## What you will do:
Reproduce all the lines exactly as they stand, apart from the pictures.

Collection entries

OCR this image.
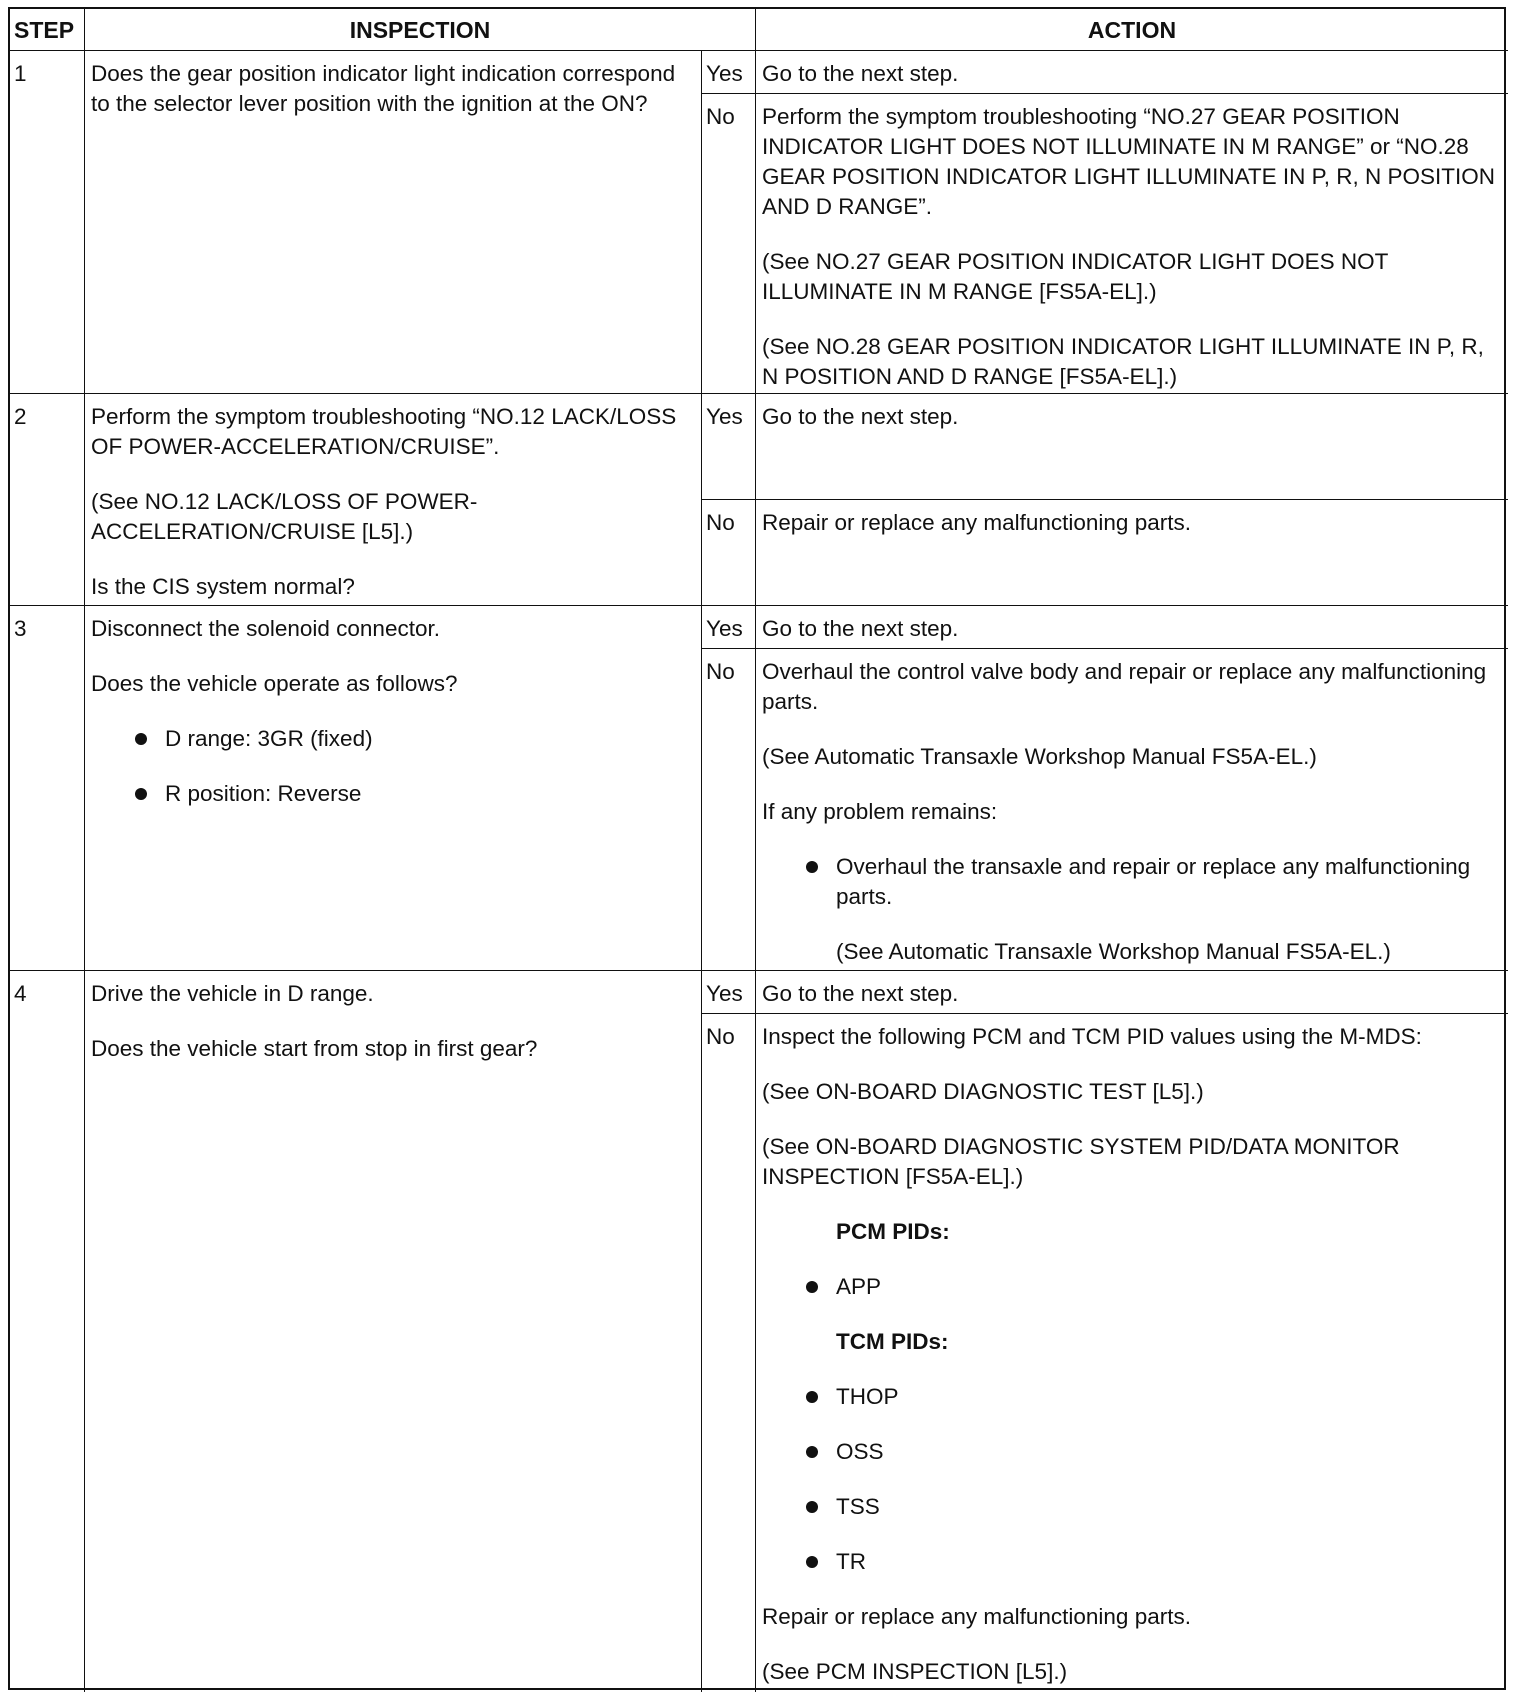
STEP	INSPECTION	ACTION
1	Does the gear position indicator light indication correspond to the selector lever position with the ignition at the ON?

Yes Go to the next step.

No	Perform the symptom troubleshooting “NO.27 GEAR POSITION INDICATOR LIGHT DOES NOT ILLUMINATE IN M RANGE” or “NO.28 GEAR POSITION INDICATOR LIGHT ILLUMINATE IN P, R, N POSITION AND D RANGE”.

(See NO.27 GEAR POSITION INDICATOR LIGHT DOES NOT ILLUMINATE IN M RANGE [FS5A-EL].)

(See NO.28 GEAR POSITION INDICATOR LIGHT ILLUMINATE IN P, R, N POSITION AND D RANGE [FS5A-EL].)

2	Perform the symptom troubleshooting “NO.12 LACK/LOSS OF POWER-ACCELERATION/CRUISE”.

(See NO.12 LACK/LOSS OF POWER-ACCELERATION/CRUISE [L5].)

Is the CIS system normal?

Yes Go to the next step.

No	Repair or replace any malfunctioning parts.

3	Disconnect the solenoid connector.

Does the vehicle operate as follows?

D range: 3GR (fixed)
R position: Reverse
Yes Go to the next step.

No	Overhaul the control valve body and repair or replace any malfunctioning parts.

(See Automatic Transaxle Workshop Manual FS5A-EL.)

If any problem remains:

Overhaul the transaxle and repair or replace any malfunctioning parts.

(See Automatic Transaxle Workshop Manual FS5A-EL.)

4	Drive the vehicle in D range.

Does the vehicle start from stop in first gear?

Yes Go to the next step.

No	Inspect the following PCM and TCM PID values using the M-MDS:

(See ON-BOARD DIAGNOSTIC TEST [L5].)

(See ON-BOARD DIAGNOSTIC SYSTEM PID/DATA MONITOR INSPECTION [FS5A-EL].)

PCM PIDs:

APP

TCM PIDs:

THOP
OSS
TSS
TR

Repair or replace any malfunctioning parts.

(See PCM INSPECTION [L5].)
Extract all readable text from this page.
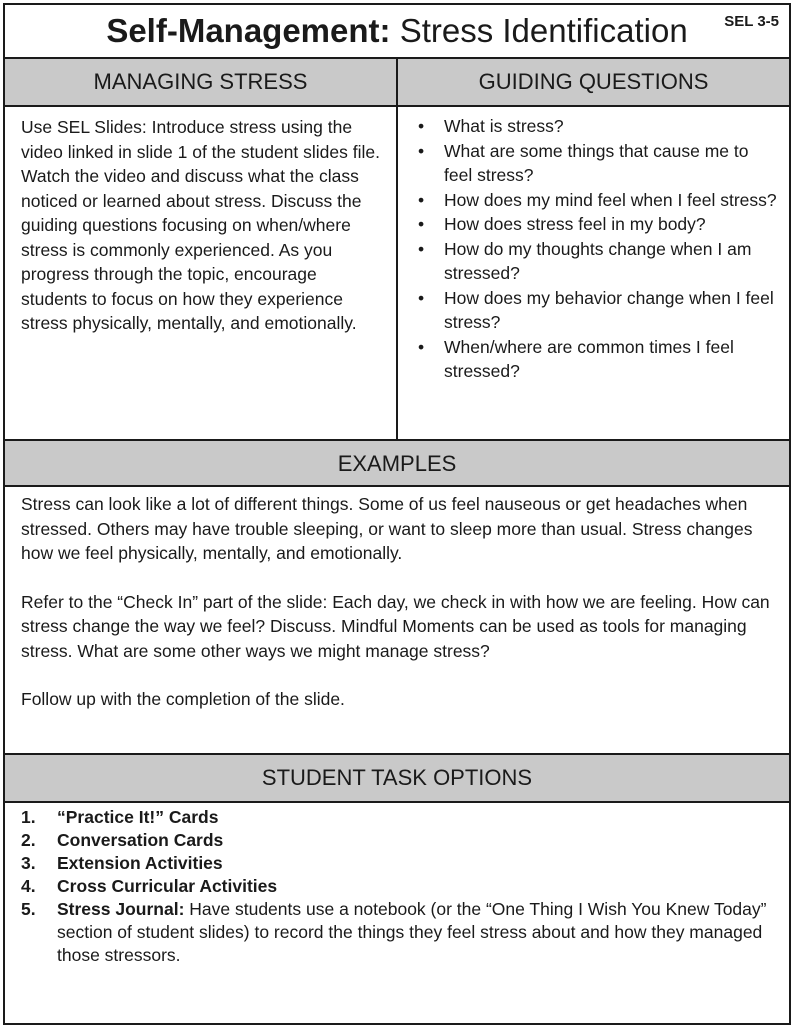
Self-Management: Stress Identification	SEL 3-5
MANAGING STRESS	GUIDING QUESTIONS

Use SEL Slides: Introduce stress using the video linked in slide 1 of the student slides file. Watch the video and discuss what the class noticed or learned about stress. Discuss the guiding questions focusing on when/where stress is commonly experienced. As you progress through the topic, encourage students to focus on how they experience stress physically, mentally, and emotionally.

• What is stress?
• What are some things that cause me to feel stress?
• How does my mind feel when I feel stress?
• How does stress feel in my body?
• How do my thoughts change when I am stressed?
• How does my behavior change when I feel stress?
• When/where are common times I feel stressed?
EXAMPLES

Stress can look like a lot of different things. Some of us feel nauseous or get headaches when stressed. Others may have trouble sleeping, or want to sleep more than usual. Stress changes how we feel physically, mentally, and emotionally.

Refer to the “Check In” part of the slide: Each day, we check in with how we are feeling. How can stress change the way we feel? Discuss. Mindful Moments can be used as tools for managing stress. What are some other ways we might manage stress?

Follow up with the completion of the slide.

STUDENT TASK OPTIONS
1. “Practice It!” Cards
2. Conversation Cards
3. Extension Activities
4. Cross Curricular Activities
5. Stress Journal: Have students use a notebook (or the “One Thing I Wish You Knew Today” section of student slides) to record the things they feel stress about and how they managed those stressors.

## Written solution:
OCR this image.
STEP	INSPECTION	ACTION
1	Does the gear position indicator light indication correspond to the selector lever position with the ignition at the ON?

Yes Go to the next step.

No	Perform the symptom troubleshooting “NO.27 GEAR POSITION INDICATOR LIGHT DOES NOT ILLUMINATE IN M RANGE” or “NO.28 GEAR POSITION INDICATOR LIGHT ILLUMINATE IN P, R, N POSITION AND D RANGE”.

(See NO.27 GEAR POSITION INDICATOR LIGHT DOES NOT ILLUMINATE IN M RANGE [FS5A-EL].)

(See NO.28 GEAR POSITION INDICATOR LIGHT ILLUMINATE IN P, R, N POSITION AND D RANGE [FS5A-EL].)

2	Perform the symptom troubleshooting “NO.12 LACK/LOSS OF POWER-ACCELERATION/CRUISE”.

(See NO.12 LACK/LOSS OF POWER-ACCELERATION/CRUISE [L5].)

Is the CIS system normal?

Yes Go to the next step.

No	Repair or replace any malfunctioning parts.

3	Disconnect the solenoid connector.

Does the vehicle operate as follows?

D range: 3GR (fixed)
R position: Reverse
Yes Go to the next step.

No	Overhaul the control valve body and repair or replace any malfunctioning parts.

(See Automatic Transaxle Workshop Manual FS5A-EL.)

If any problem remains:

Overhaul the transaxle and repair or replace any malfunctioning parts.

(See Automatic Transaxle Workshop Manual FS5A-EL.)

4	Drive the vehicle in D range.

Does the vehicle start from stop in first gear?

Yes Go to the next step.

No	Inspect the following PCM and TCM PID values using the M-MDS:

(See ON-BOARD DIAGNOSTIC TEST [L5].)

(See ON-BOARD DIAGNOSTIC SYSTEM PID/DATA MONITOR INSPECTION [FS5A-EL].)

PCM PIDs:

APP

TCM PIDs:

THOP
OSS
TSS
TR

Repair or replace any malfunctioning parts.

(See PCM INSPECTION [L5].)
Extract all readable text from this page.
Self-Management: Stress Identification	SEL 3-5
MANAGING STRESS	GUIDING QUESTIONS

Use SEL Slides: Introduce stress using the video linked in slide 1 of the student slides file. Watch the video and discuss what the class noticed or learned about stress. Discuss the guiding questions focusing on when/where stress is commonly experienced. As you progress through the topic, encourage students to focus on how they experience stress physically, mentally, and emotionally.

• What is stress?
• What are some things that cause me to feel stress?
• How does my mind feel when I feel stress?
• How does stress feel in my body?
• How do my thoughts change when I am stressed?
• How does my behavior change when I feel stress?
• When/where are common times I feel stressed?
EXAMPLES

Stress can look like a lot of different things. Some of us feel nauseous or get headaches when stressed. Others may have trouble sleeping, or want to sleep more than usual. Stress changes how we feel physically, mentally, and emotionally.

Refer to the “Check In” part of the slide: Each day, we check in with how we are feeling. How can stress change the way we feel? Discuss. Mindful Moments can be used as tools for managing stress. What are some other ways we might manage stress?

Follow up with the completion of the slide.

STUDENT TASK OPTIONS
1. “Practice It!” Cards
2. Conversation Cards
3. Extension Activities
4. Cross Curricular Activities
5. Stress Journal: Have students use a notebook (or the “One Thing I Wish You Knew Today” section of student slides) to record the things they feel stress about and how they managed those stressors.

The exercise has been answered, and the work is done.